▶ [PROBLEM DESCRIPTION]: Write out the whole listing again, exactly.

▶ [RECORDS PROVIDED]:
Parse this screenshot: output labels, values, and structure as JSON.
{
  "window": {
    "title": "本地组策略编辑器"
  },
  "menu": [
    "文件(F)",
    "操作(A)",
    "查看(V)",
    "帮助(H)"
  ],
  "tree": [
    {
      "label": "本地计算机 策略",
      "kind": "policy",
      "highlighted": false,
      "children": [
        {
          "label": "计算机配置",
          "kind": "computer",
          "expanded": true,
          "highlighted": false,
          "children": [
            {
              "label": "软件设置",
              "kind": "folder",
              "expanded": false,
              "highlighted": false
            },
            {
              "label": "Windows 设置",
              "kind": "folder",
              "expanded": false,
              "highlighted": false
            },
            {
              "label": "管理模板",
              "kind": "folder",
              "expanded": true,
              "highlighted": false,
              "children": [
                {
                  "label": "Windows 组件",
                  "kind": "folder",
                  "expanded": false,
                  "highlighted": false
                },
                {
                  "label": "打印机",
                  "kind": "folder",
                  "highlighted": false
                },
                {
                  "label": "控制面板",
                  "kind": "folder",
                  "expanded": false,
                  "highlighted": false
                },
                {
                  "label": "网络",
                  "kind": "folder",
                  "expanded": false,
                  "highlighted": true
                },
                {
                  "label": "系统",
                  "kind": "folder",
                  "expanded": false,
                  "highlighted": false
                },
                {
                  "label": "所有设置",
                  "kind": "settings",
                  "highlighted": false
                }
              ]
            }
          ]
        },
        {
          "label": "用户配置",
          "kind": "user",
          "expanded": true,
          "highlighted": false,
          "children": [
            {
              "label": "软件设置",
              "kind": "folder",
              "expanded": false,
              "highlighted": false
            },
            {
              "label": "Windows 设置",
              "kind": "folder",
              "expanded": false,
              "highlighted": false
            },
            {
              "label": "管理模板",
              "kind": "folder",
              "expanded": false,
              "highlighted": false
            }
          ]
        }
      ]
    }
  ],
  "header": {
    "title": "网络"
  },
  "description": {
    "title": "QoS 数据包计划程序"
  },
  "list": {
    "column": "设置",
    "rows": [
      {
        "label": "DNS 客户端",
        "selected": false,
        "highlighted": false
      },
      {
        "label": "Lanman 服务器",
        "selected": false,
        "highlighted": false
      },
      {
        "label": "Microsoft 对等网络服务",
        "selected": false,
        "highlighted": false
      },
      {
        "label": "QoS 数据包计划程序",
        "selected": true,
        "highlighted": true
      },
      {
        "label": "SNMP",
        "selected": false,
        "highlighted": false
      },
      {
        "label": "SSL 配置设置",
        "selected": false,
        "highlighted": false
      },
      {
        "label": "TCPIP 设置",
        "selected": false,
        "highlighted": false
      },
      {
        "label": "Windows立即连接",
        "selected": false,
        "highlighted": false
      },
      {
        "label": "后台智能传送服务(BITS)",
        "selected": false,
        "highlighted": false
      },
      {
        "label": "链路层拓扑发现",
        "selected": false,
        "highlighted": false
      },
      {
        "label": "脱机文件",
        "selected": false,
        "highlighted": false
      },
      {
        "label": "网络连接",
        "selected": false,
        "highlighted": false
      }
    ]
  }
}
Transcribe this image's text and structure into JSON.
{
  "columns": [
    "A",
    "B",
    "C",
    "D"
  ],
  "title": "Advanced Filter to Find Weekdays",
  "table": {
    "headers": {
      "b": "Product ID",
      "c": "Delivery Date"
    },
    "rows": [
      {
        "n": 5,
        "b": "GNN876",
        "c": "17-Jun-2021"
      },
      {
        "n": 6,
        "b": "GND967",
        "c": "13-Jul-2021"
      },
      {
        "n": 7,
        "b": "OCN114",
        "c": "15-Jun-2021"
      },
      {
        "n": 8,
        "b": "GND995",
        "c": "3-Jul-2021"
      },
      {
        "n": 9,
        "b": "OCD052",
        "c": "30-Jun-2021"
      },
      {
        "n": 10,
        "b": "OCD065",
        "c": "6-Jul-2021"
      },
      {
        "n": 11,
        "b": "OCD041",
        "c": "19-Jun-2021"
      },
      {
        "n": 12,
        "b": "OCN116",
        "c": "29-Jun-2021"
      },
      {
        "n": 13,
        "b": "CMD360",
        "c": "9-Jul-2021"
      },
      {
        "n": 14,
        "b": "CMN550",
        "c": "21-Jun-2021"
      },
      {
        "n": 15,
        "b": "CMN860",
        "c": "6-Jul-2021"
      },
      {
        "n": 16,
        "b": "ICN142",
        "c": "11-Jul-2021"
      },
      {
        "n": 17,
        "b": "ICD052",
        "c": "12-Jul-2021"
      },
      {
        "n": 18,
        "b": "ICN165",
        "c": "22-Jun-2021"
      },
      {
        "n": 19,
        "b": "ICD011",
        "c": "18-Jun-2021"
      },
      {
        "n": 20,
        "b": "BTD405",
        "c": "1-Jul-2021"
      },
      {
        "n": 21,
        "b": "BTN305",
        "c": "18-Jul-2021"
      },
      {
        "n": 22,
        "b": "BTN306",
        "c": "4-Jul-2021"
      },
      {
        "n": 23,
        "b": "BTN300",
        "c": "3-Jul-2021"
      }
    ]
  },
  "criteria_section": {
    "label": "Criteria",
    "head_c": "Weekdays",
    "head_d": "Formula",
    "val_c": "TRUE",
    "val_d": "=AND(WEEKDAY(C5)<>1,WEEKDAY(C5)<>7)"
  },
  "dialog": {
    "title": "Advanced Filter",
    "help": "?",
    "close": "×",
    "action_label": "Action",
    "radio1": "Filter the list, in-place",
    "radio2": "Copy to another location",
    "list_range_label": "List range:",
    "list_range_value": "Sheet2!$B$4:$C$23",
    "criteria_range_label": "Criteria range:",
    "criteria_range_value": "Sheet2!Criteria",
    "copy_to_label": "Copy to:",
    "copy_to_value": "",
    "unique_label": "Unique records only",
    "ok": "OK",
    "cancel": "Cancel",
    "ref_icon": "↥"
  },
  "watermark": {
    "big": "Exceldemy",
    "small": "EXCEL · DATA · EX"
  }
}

▶ [RESULT]:
Parse this screenshot: output labels, values, and structure as JSON.
{
  "window": {
    "title": "本地组策略编辑器"
  },
  "menu": [
    "文件(F)",
    "操作(A)",
    "查看(V)",
    "帮助(H)"
  ],
  "tree": [
    {
      "label": "本地计算机 策略",
      "kind": "policy",
      "highlighted": false,
      "children": [
        {
          "label": "计算机配置",
          "kind": "computer",
          "expanded": true,
          "highlighted": false,
          "children": [
            {
              "label": "软件设置",
              "kind": "folder",
              "expanded": false,
              "highlighted": false
            },
            {
              "label": "Windows 设置",
              "kind": "folder",
              "expanded": false,
              "highlighted": false
            },
            {
              "label": "管理模板",
              "kind": "folder",
              "expanded": true,
              "highlighted": false,
              "children": [
                {
                  "label": "Windows 组件",
                  "kind": "folder",
                  "expanded": false,
                  "highlighted": false
                },
                {
                  "label": "打印机",
                  "kind": "folder",
                  "highlighted": false
                },
                {
                  "label": "控制面板",
                  "kind": "folder",
                  "expanded": false,
                  "highlighted": false
                },
                {
                  "label": "网络",
                  "kind": "folder",
                  "expanded": false,
                  "highlighted": true
                },
                {
                  "label": "系统",
                  "kind": "folder",
                  "expanded": false,
                  "highlighted": false
                },
                {
                  "label": "所有设置",
                  "kind": "settings",
                  "highlighted": false
                }
              ]
            }
          ]
        },
        {
          "label": "用户配置",
          "kind": "user",
          "expanded": true,
          "highlighted": false,
          "children": [
            {
              "label": "软件设置",
              "kind": "folder",
              "expanded": false,
              "highlighted": false
            },
            {
              "label": "Windows 设置",
              "kind": "folder",
              "expanded": false,
              "highlighted": false
            },
            {
              "label": "管理模板",
              "kind": "folder",
              "expanded": false,
              "highlighted": false
            }
          ]
        }
      ]
    }
  ],
  "header": {
    "title": "网络"
  },
  "description": {
    "title": "QoS 数据包计划程序"
  },
  "list": {
    "column": "设置",
    "rows": [
      {
        "label": "DNS 客户端",
        "selected": false,
        "highlighted": false
      },
      {
        "label": "Lanman 服务器",
        "selected": false,
        "highlighted": false
      },
      {
        "label": "Microsoft 对等网络服务",
        "selected": false,
        "highlighted": false
      },
      {
        "label": "QoS 数据包计划程序",
        "selected": true,
        "highlighted": true
      },
      {
        "label": "SNMP",
        "selected": false,
        "highlighted": false
      },
      {
        "label": "SSL 配置设置",
        "selected": false,
        "highlighted": false
      },
      {
        "label": "TCPIP 设置",
        "selected": false,
        "highlighted": false
      },
      {
        "label": "Windows立即连接",
        "selected": false,
        "highlighted": false
      },
      {
        "label": "后台智能传送服务(BITS)",
        "selected": false,
        "highlighted": false
      },
      {
        "label": "链路层拓扑发现",
        "selected": false,
        "highlighted": false
      },
      {
        "label": "脱机文件",
        "selected": false,
        "highlighted": false
      },
      {
        "label": "网络连接",
        "selected": false,
        "highlighted": false
      }
    ]
  }
}
Transcribe this image's text and structure into JSON.
{
  "columns": [
    "A",
    "B",
    "C",
    "D"
  ],
  "title": "Advanced Filter to Find Weekdays",
  "table": {
    "headers": {
      "b": "Product ID",
      "c": "Delivery Date"
    },
    "rows": [
      {
        "n": 5,
        "b": "GNN876",
        "c": "17-Jun-2021"
      },
      {
        "n": 6,
        "b": "GND967",
        "c": "13-Jul-2021"
      },
      {
        "n": 7,
        "b": "OCN114",
        "c": "15-Jun-2021"
      },
      {
        "n": 8,
        "b": "GND995",
        "c": "3-Jul-2021"
      },
      {
        "n": 9,
        "b": "OCD052",
        "c": "30-Jun-2021"
      },
      {
        "n": 10,
        "b": "OCD065",
        "c": "6-Jul-2021"
      },
      {
        "n": 11,
        "b": "OCD041",
        "c": "19-Jun-2021"
      },
      {
        "n": 12,
        "b": "OCN116",
        "c": "29-Jun-2021"
      },
      {
        "n": 13,
        "b": "CMD360",
        "c": "9-Jul-2021"
      },
      {
        "n": 14,
        "b": "CMN550",
        "c": "21-Jun-2021"
      },
      {
        "n": 15,
        "b": "CMN860",
        "c": "6-Jul-2021"
      },
      {
        "n": 16,
        "b": "ICN142",
        "c": "11-Jul-2021"
      },
      {
        "n": 17,
        "b": "ICD052",
        "c": "12-Jul-2021"
      },
      {
        "n": 18,
        "b": "ICN165",
        "c": "22-Jun-2021"
      },
      {
        "n": 19,
        "b": "ICD011",
        "c": "18-Jun-2021"
      },
      {
        "n": 20,
        "b": "BTD405",
        "c": "1-Jul-2021"
      },
      {
        "n": 21,
        "b": "BTN305",
        "c": "18-Jul-2021"
      },
      {
        "n": 22,
        "b": "BTN306",
        "c": "4-Jul-2021"
      },
      {
        "n": 23,
        "b": "BTN300",
        "c": "3-Jul-2021"
      }
    ]
  },
  "criteria_section": {
    "label": "Criteria",
    "head_c": "Weekdays",
    "head_d": "Formula",
    "val_c": "TRUE",
    "val_d": "=AND(WEEKDAY(C5)<>1,WEEKDAY(C5)<>7)"
  },
  "dialog": {
    "title": "Advanced Filter",
    "help": "?",
    "close": "×",
    "action_label": "Action",
    "radio1": "Filter the list, in-place",
    "radio2": "Copy to another location",
    "list_range_label": "List range:",
    "list_range_value": "Sheet2!$B$4:$C$23",
    "criteria_range_label": "Criteria range:",
    "criteria_range_value": "Sheet2!Criteria",
    "copy_to_label": "Copy to:",
    "copy_to_value": "",
    "unique_label": "Unique records only",
    "ok": "OK",
    "cancel": "Cancel",
    "ref_icon": "↥"
  },
  "watermark": {
    "big": "Exceldemy",
    "small": "EXCEL · DATA · EX"
  }
}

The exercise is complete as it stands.